— Start of Supplied data —
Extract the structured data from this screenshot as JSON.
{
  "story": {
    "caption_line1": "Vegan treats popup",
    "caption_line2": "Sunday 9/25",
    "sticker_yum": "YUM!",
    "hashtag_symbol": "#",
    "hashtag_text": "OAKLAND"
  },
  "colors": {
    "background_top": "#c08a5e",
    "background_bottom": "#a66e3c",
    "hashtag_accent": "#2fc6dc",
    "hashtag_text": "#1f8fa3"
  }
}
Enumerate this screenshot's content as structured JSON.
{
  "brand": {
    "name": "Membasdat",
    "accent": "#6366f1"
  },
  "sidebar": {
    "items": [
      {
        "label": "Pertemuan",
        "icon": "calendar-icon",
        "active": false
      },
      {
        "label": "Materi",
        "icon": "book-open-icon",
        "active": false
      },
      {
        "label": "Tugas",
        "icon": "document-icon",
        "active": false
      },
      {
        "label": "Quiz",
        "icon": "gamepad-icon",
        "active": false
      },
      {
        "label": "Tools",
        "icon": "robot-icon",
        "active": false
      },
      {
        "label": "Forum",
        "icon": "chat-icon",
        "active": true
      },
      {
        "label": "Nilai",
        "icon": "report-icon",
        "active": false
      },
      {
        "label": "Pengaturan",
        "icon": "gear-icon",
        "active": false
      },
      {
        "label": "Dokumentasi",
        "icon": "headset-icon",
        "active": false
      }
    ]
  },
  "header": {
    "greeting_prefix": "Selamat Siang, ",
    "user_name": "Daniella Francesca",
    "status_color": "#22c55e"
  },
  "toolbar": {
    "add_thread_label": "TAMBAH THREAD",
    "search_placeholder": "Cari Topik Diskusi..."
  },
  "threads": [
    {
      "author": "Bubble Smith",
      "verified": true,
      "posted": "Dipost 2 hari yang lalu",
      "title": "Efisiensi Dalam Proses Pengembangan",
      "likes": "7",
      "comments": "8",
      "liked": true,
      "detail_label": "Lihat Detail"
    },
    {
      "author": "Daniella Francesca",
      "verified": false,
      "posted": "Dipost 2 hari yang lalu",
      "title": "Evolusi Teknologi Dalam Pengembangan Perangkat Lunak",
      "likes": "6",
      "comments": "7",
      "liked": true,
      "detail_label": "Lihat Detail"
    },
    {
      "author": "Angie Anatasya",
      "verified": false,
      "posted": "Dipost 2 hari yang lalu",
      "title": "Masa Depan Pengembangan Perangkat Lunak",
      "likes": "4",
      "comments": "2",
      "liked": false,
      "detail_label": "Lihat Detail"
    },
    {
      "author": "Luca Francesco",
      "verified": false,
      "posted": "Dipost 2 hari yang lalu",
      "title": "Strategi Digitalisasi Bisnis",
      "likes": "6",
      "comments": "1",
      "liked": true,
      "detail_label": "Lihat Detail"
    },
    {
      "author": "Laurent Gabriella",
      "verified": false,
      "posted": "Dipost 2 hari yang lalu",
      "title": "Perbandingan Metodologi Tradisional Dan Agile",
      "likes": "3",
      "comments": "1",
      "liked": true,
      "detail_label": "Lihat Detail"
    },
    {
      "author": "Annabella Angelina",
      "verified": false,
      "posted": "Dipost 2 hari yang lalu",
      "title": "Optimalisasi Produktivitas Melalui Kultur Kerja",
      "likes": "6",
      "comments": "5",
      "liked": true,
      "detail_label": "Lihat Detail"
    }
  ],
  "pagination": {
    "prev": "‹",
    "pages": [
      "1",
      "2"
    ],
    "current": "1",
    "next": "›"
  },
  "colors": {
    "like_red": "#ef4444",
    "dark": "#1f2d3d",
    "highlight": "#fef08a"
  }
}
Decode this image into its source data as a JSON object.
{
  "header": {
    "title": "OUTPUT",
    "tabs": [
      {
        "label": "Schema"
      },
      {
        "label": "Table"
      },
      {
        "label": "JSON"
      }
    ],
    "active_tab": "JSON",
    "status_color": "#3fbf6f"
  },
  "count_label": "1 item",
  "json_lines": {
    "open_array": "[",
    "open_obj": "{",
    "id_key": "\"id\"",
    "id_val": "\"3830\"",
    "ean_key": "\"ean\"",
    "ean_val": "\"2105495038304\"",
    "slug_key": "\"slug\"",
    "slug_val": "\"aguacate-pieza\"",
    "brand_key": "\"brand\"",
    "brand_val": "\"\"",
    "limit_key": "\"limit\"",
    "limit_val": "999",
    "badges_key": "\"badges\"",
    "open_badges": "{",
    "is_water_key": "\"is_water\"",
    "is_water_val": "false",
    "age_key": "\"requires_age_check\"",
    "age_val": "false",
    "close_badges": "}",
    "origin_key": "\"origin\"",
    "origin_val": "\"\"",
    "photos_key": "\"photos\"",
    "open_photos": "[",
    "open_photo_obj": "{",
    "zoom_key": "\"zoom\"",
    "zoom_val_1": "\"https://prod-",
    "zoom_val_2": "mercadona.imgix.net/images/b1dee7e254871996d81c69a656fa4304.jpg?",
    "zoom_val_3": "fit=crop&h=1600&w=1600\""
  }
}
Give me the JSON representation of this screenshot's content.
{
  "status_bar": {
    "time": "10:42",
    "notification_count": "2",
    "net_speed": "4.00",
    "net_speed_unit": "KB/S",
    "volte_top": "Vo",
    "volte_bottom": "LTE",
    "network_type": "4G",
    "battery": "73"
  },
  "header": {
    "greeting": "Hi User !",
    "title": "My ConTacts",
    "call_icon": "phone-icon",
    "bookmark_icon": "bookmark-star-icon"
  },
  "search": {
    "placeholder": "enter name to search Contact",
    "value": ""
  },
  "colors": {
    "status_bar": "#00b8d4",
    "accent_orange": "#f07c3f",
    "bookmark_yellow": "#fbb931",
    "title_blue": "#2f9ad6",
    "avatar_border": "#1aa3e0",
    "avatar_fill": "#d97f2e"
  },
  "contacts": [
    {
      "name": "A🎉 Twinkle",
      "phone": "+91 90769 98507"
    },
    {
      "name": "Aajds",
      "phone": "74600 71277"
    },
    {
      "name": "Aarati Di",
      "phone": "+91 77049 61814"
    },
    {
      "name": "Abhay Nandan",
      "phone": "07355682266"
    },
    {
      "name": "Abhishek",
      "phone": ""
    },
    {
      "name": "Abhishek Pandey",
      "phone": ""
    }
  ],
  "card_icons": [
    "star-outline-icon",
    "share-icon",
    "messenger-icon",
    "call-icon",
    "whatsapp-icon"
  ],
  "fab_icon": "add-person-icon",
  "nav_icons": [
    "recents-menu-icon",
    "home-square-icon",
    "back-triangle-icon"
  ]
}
— End of Supplied data —
* What you will do
Exactly reproduce every record.

* Expected answer
Extract the structured data from this screenshot as JSON.
{
  "story": {
    "caption_line1": "Vegan treats popup",
    "caption_line2": "Sunday 9/25",
    "sticker_yum": "YUM!",
    "hashtag_symbol": "#",
    "hashtag_text": "OAKLAND"
  },
  "colors": {
    "background_top": "#c08a5e",
    "background_bottom": "#a66e3c",
    "hashtag_accent": "#2fc6dc",
    "hashtag_text": "#1f8fa3"
  }
}
Enumerate this screenshot's content as structured JSON.
{
  "brand": {
    "name": "Membasdat",
    "accent": "#6366f1"
  },
  "sidebar": {
    "items": [
      {
        "label": "Pertemuan",
        "icon": "calendar-icon",
        "active": false
      },
      {
        "label": "Materi",
        "icon": "book-open-icon",
        "active": false
      },
      {
        "label": "Tugas",
        "icon": "document-icon",
        "active": false
      },
      {
        "label": "Quiz",
        "icon": "gamepad-icon",
        "active": false
      },
      {
        "label": "Tools",
        "icon": "robot-icon",
        "active": false
      },
      {
        "label": "Forum",
        "icon": "chat-icon",
        "active": true
      },
      {
        "label": "Nilai",
        "icon": "report-icon",
        "active": false
      },
      {
        "label": "Pengaturan",
        "icon": "gear-icon",
        "active": false
      },
      {
        "label": "Dokumentasi",
        "icon": "headset-icon",
        "active": false
      }
    ]
  },
  "header": {
    "greeting_prefix": "Selamat Siang, ",
    "user_name": "Daniella Francesca",
    "status_color": "#22c55e"
  },
  "toolbar": {
    "add_thread_label": "TAMBAH THREAD",
    "search_placeholder": "Cari Topik Diskusi..."
  },
  "threads": [
    {
      "author": "Bubble Smith",
      "verified": true,
      "posted": "Dipost 2 hari yang lalu",
      "title": "Efisiensi Dalam Proses Pengembangan",
      "likes": "7",
      "comments": "8",
      "liked": true,
      "detail_label": "Lihat Detail"
    },
    {
      "author": "Daniella Francesca",
      "verified": false,
      "posted": "Dipost 2 hari yang lalu",
      "title": "Evolusi Teknologi Dalam Pengembangan Perangkat Lunak",
      "likes": "6",
      "comments": "7",
      "liked": true,
      "detail_label": "Lihat Detail"
    },
    {
      "author": "Angie Anatasya",
      "verified": false,
      "posted": "Dipost 2 hari yang lalu",
      "title": "Masa Depan Pengembangan Perangkat Lunak",
      "likes": "4",
      "comments": "2",
      "liked": false,
      "detail_label": "Lihat Detail"
    },
    {
      "author": "Luca Francesco",
      "verified": false,
      "posted": "Dipost 2 hari yang lalu",
      "title": "Strategi Digitalisasi Bisnis",
      "likes": "6",
      "comments": "1",
      "liked": true,
      "detail_label": "Lihat Detail"
    },
    {
      "author": "Laurent Gabriella",
      "verified": false,
      "posted": "Dipost 2 hari yang lalu",
      "title": "Perbandingan Metodologi Tradisional Dan Agile",
      "likes": "3",
      "comments": "1",
      "liked": true,
      "detail_label": "Lihat Detail"
    },
    {
      "author": "Annabella Angelina",
      "verified": false,
      "posted": "Dipost 2 hari yang lalu",
      "title": "Optimalisasi Produktivitas Melalui Kultur Kerja",
      "likes": "6",
      "comments": "5",
      "liked": true,
      "detail_label": "Lihat Detail"
    }
  ],
  "pagination": {
    "prev": "‹",
    "pages": [
      "1",
      "2"
    ],
    "current": "1",
    "next": "›"
  },
  "colors": {
    "like_red": "#ef4444",
    "dark": "#1f2d3d",
    "highlight": "#fef08a"
  }
}
Decode this image into its source data as a JSON object.
{
  "header": {
    "title": "OUTPUT",
    "tabs": [
      {
        "label": "Schema"
      },
      {
        "label": "Table"
      },
      {
        "label": "JSON"
      }
    ],
    "active_tab": "JSON",
    "status_color": "#3fbf6f"
  },
  "count_label": "1 item",
  "json_lines": {
    "open_array": "[",
    "open_obj": "{",
    "id_key": "\"id\"",
    "id_val": "\"3830\"",
    "ean_key": "\"ean\"",
    "ean_val": "\"2105495038304\"",
    "slug_key": "\"slug\"",
    "slug_val": "\"aguacate-pieza\"",
    "brand_key": "\"brand\"",
    "brand_val": "\"\"",
    "limit_key": "\"limit\"",
    "limit_val": "999",
    "badges_key": "\"badges\"",
    "open_badges": "{",
    "is_water_key": "\"is_water\"",
    "is_water_val": "false",
    "age_key": "\"requires_age_check\"",
    "age_val": "false",
    "close_badges": "}",
    "origin_key": "\"origin\"",
    "origin_val": "\"\"",
    "photos_key": "\"photos\"",
    "open_photos": "[",
    "open_photo_obj": "{",
    "zoom_key": "\"zoom\"",
    "zoom_val_1": "\"https://prod-",
    "zoom_val_2": "mercadona.imgix.net/images/b1dee7e254871996d81c69a656fa4304.jpg?",
    "zoom_val_3": "fit=crop&h=1600&w=1600\""
  }
}
Give me the JSON representation of this screenshot's content.
{
  "status_bar": {
    "time": "10:42",
    "notification_count": "2",
    "net_speed": "4.00",
    "net_speed_unit": "KB/S",
    "volte_top": "Vo",
    "volte_bottom": "LTE",
    "network_type": "4G",
    "battery": "73"
  },
  "header": {
    "greeting": "Hi User !",
    "title": "My ConTacts",
    "call_icon": "phone-icon",
    "bookmark_icon": "bookmark-star-icon"
  },
  "search": {
    "placeholder": "enter name to search Contact",
    "value": ""
  },
  "colors": {
    "status_bar": "#00b8d4",
    "accent_orange": "#f07c3f",
    "bookmark_yellow": "#fbb931",
    "title_blue": "#2f9ad6",
    "avatar_border": "#1aa3e0",
    "avatar_fill": "#d97f2e"
  },
  "contacts": [
    {
      "name": "A🎉 Twinkle",
      "phone": "+91 90769 98507"
    },
    {
      "name": "Aajds",
      "phone": "74600 71277"
    },
    {
      "name": "Aarati Di",
      "phone": "+91 77049 61814"
    },
    {
      "name": "Abhay Nandan",
      "phone": "07355682266"
    },
    {
      "name": "Abhishek",
      "phone": ""
    },
    {
      "name": "Abhishek Pandey",
      "phone": ""
    }
  ],
  "card_icons": [
    "star-outline-icon",
    "share-icon",
    "messenger-icon",
    "call-icon",
    "whatsapp-icon"
  ],
  "fab_icon": "add-person-icon",
  "nav_icons": [
    "recents-menu-icon",
    "home-square-icon",
    "back-triangle-icon"
  ]
}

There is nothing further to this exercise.